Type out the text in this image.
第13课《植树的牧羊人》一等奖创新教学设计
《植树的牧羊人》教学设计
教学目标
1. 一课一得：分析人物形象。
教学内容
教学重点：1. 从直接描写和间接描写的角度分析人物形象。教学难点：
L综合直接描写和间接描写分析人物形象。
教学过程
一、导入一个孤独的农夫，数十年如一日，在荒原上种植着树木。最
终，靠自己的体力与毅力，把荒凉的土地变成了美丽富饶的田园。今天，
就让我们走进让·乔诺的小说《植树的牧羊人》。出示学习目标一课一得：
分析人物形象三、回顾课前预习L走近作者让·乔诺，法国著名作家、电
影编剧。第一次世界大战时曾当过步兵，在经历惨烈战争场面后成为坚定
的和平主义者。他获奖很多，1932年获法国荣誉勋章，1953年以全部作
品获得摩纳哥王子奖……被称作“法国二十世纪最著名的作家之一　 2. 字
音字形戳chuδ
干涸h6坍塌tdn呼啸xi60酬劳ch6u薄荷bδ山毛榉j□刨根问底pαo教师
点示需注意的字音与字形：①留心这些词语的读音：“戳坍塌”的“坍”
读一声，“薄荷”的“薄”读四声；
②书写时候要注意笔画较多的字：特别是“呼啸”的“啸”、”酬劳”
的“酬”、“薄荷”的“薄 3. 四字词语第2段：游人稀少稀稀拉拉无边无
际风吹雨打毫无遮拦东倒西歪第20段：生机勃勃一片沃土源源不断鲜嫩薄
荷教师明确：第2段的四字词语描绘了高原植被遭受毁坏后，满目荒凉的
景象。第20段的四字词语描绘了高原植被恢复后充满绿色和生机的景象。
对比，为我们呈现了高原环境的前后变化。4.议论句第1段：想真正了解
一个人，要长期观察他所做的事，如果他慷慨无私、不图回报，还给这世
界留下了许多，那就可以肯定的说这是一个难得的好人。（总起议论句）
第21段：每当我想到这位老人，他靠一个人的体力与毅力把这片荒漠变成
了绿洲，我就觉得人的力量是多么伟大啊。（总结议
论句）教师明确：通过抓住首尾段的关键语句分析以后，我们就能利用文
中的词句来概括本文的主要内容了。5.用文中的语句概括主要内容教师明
________________
The problem - In the entries above, find each line with the word "植树的牧羊人" and copy it.

Solution to this exercise -
第13课《植树的牧羊人》一等奖创新教学设计
《植树的牧羊人》教学设计
就让我们走进让·乔诺的小说《植树的牧羊人》。出示学习目标一课一得：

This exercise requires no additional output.